**RECORDS SUPPLIED:**
■ ■ ■ ■ ■ ■ ■

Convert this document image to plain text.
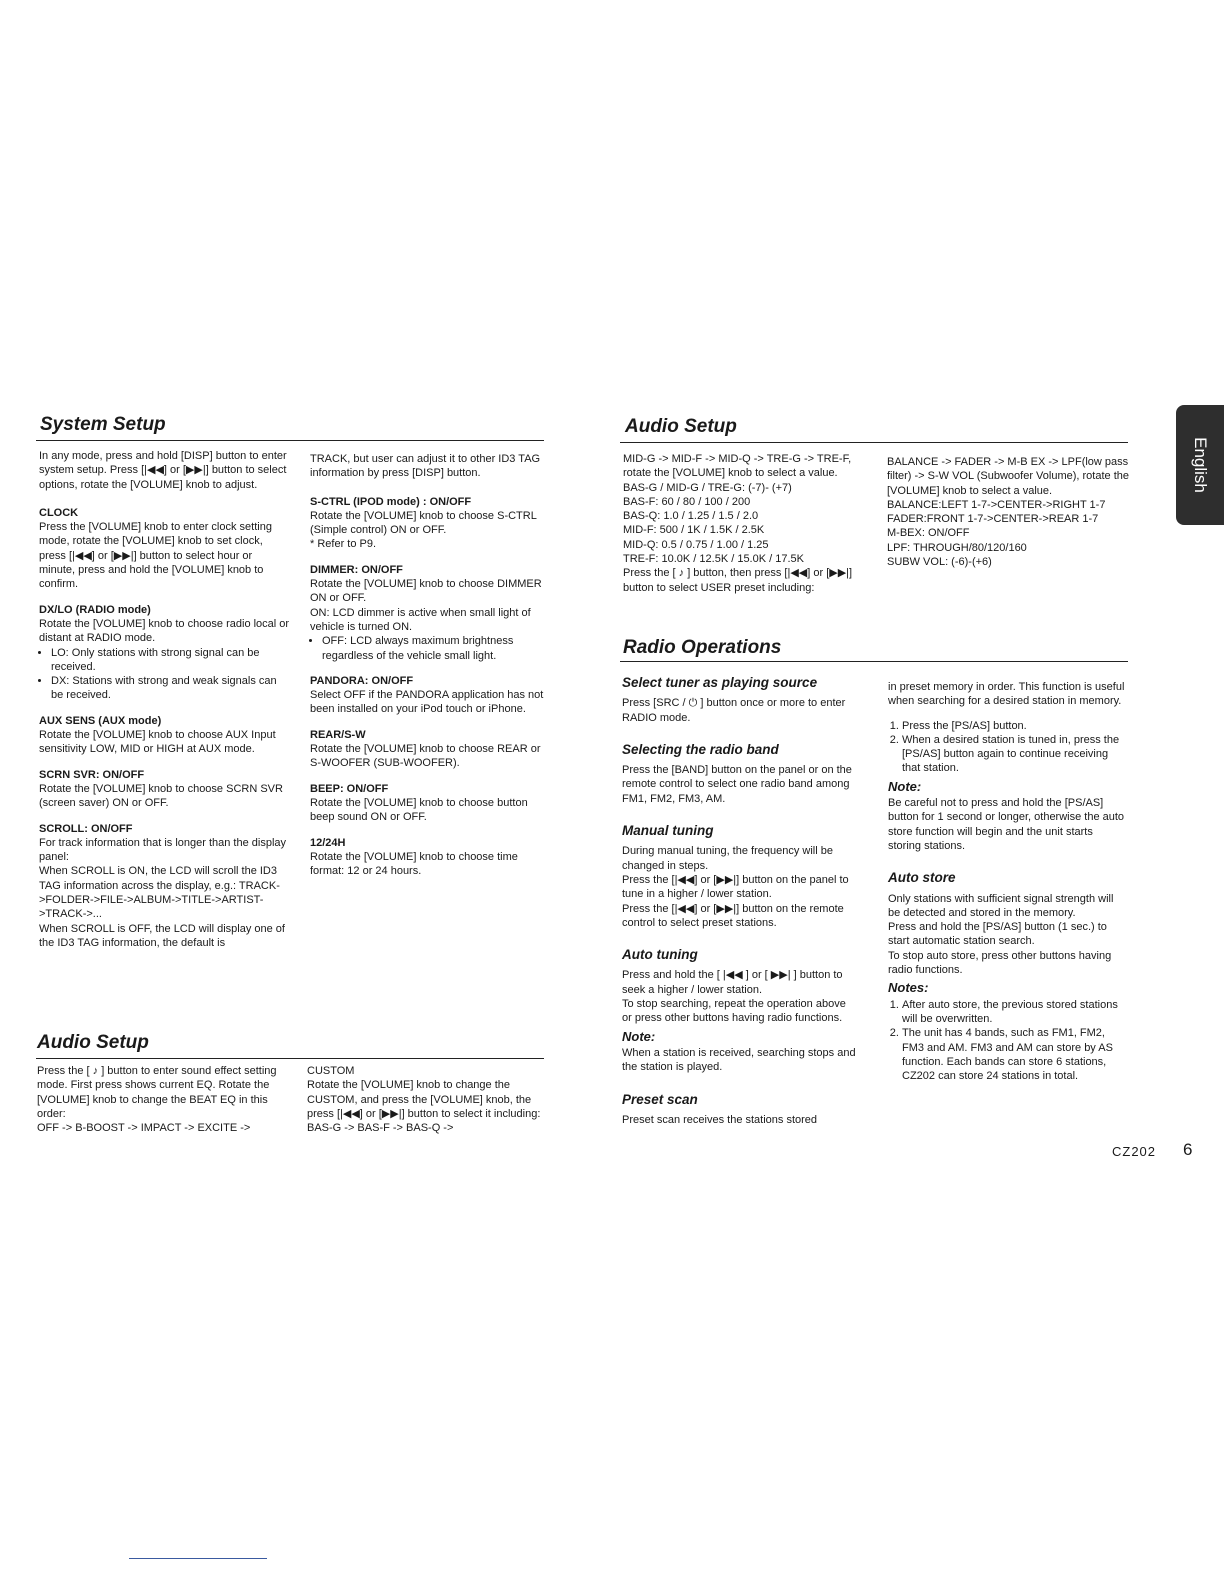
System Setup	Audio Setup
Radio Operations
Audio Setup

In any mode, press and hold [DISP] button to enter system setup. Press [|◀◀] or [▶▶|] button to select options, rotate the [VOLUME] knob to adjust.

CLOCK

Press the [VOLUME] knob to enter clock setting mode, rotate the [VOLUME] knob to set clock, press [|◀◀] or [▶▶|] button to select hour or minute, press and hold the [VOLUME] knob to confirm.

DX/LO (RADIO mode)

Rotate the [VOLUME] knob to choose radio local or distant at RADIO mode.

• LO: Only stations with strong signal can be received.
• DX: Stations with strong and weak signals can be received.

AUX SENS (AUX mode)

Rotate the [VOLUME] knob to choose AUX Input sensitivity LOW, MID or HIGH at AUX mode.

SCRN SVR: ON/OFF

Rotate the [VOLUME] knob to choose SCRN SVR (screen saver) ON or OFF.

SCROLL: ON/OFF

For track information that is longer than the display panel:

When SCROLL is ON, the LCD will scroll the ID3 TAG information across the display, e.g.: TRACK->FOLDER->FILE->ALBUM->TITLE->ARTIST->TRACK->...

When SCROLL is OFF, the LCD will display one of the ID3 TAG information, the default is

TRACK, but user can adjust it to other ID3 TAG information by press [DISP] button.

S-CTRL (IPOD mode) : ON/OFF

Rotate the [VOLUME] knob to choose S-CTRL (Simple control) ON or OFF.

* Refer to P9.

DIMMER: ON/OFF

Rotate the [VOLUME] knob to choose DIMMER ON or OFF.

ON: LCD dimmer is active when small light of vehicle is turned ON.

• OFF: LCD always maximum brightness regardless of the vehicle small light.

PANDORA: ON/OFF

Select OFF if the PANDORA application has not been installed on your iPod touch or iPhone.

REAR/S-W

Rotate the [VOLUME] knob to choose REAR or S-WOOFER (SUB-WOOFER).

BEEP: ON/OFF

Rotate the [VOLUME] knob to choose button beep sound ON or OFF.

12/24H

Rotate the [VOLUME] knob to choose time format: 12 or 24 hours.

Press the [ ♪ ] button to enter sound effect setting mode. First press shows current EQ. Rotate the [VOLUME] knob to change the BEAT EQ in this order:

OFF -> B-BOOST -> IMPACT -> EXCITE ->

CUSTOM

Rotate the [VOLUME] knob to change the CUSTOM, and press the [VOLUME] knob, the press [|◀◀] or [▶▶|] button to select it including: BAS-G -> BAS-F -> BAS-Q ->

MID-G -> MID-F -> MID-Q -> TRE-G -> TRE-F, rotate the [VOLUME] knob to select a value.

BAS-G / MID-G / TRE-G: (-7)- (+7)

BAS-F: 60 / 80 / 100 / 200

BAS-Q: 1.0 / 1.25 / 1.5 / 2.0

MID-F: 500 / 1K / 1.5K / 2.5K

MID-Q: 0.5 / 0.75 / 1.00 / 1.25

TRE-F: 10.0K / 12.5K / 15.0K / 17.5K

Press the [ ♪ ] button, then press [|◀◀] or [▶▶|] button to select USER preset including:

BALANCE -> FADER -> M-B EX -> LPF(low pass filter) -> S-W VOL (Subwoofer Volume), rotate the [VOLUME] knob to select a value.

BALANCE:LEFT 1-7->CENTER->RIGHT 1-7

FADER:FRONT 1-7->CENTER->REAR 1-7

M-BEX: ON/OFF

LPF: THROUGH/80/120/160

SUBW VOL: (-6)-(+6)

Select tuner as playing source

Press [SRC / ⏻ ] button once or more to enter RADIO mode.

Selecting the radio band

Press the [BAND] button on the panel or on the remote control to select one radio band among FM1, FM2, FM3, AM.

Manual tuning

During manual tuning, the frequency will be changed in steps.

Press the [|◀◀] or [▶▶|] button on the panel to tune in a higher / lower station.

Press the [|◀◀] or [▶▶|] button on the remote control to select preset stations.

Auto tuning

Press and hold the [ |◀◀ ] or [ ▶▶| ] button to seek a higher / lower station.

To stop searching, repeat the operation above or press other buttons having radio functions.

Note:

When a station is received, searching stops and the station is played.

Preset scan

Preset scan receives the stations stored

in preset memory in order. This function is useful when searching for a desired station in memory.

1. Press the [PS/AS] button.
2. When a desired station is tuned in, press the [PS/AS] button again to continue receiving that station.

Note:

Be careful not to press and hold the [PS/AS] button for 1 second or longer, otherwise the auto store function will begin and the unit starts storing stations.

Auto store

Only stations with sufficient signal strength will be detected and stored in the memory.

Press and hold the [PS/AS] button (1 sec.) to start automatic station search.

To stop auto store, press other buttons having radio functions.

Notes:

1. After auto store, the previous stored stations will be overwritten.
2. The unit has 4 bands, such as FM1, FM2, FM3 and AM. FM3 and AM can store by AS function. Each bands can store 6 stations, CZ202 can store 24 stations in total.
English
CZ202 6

■ ■ ■ ■ ■ ■ ■

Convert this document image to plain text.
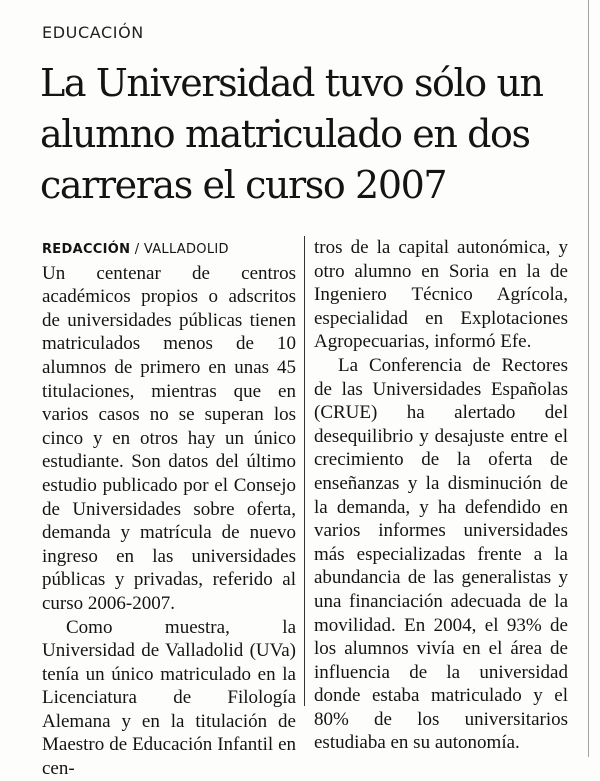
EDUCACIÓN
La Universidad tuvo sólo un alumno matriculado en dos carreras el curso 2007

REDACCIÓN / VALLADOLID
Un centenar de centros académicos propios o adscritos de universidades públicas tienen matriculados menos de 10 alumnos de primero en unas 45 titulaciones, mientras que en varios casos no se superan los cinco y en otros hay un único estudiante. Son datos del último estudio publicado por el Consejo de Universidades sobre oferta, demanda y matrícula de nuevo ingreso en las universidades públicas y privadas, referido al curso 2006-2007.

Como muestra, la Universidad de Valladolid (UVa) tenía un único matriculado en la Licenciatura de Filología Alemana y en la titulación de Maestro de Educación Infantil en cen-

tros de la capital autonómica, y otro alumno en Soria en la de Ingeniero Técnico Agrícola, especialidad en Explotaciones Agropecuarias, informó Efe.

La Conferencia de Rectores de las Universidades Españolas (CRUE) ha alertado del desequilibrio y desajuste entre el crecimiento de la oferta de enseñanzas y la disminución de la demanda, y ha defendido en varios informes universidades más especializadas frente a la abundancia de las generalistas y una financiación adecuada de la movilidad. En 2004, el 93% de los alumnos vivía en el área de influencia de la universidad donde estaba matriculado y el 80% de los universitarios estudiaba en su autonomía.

■ ■ ■ ■ ■ ■ ■

**WHAT IS BEING ASKED:** Copy each line of the listing that includes "único".

**FINISHED TASK:**
Un centenar de centros académicos propios o adscritos de universidades públicas tienen matriculados menos de 10 alumnos de primero en unas 45 titulaciones, mientras que en varios casos no se superan los cinco y en otros hay un único estudiante. Son datos del último estudio publicado por el Consejo de Universidades sobre oferta, demanda y matrícula de nuevo ingreso en las universidades públicas y privadas, referido al curso 2006-2007.
Como muestra, la Universidad de Valladolid (UVa) tenía un único matriculado en la Licenciatura de Filología Alemana y en la titulación de Maestro de Educación Infantil en cen-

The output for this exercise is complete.